### EXERCISE GOAL:
All lines in the data bearing the string "text" should be identified and copied.

### AVAILABLE RECORDS:
------------------------------------------------------------

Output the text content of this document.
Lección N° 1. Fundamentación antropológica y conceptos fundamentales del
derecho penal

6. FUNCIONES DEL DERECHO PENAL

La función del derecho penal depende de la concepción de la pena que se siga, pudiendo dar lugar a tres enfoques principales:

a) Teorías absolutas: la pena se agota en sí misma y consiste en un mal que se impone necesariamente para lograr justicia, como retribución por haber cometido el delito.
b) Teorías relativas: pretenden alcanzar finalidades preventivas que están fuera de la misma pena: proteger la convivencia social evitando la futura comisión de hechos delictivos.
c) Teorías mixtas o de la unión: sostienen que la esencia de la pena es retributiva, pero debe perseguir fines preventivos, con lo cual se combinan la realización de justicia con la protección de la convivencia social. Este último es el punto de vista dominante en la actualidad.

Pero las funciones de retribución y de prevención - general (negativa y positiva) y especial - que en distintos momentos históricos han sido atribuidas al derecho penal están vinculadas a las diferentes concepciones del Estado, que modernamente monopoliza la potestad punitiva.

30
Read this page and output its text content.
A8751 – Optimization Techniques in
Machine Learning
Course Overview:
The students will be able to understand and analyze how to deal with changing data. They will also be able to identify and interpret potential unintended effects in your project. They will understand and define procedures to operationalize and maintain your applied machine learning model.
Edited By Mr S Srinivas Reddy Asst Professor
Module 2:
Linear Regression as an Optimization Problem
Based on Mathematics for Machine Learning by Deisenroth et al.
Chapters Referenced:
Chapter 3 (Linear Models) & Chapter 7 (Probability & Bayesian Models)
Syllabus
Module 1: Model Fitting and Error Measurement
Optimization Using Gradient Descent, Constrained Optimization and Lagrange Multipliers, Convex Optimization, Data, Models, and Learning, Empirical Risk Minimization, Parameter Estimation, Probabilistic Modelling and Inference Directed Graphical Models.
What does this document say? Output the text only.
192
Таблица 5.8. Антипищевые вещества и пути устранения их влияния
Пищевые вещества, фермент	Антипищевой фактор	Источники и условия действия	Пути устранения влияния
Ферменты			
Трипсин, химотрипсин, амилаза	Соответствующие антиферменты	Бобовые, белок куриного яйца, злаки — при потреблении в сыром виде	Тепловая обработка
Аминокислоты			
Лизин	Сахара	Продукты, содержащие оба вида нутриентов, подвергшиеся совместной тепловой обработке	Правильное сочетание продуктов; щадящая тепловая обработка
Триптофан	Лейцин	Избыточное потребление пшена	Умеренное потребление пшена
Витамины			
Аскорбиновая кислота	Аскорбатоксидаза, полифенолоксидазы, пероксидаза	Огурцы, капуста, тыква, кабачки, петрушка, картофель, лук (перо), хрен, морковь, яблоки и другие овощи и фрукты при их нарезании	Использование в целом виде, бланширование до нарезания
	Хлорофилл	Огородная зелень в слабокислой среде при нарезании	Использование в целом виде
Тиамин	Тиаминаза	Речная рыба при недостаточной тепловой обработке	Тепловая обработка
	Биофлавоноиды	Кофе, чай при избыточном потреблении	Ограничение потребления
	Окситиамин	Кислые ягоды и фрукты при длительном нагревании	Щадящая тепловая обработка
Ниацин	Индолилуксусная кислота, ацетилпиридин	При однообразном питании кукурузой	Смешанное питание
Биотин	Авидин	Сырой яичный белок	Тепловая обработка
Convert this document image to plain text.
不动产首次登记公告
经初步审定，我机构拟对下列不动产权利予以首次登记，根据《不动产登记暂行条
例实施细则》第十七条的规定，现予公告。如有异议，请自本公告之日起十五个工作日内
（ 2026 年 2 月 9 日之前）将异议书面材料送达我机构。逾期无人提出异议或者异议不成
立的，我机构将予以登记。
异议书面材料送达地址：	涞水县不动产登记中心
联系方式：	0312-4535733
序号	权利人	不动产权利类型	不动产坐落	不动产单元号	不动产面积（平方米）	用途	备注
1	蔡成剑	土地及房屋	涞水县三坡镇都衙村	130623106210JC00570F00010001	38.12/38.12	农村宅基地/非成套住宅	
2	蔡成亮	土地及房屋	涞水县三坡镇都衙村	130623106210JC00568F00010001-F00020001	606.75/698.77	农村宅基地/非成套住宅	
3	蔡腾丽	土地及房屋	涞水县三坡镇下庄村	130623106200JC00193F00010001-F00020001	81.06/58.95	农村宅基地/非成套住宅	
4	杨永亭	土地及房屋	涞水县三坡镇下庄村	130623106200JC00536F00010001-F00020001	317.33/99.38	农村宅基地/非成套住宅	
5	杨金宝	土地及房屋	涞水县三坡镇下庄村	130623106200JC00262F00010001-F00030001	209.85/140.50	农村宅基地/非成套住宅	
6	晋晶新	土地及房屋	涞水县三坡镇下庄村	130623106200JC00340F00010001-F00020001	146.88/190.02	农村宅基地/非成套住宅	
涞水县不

------------------------------------------------------------

### COMPLETE RESPONSE:
Output the text content of this document.
Read this page and output its text content.
What does this document say? Output the text only.
Convert this document image to plain text.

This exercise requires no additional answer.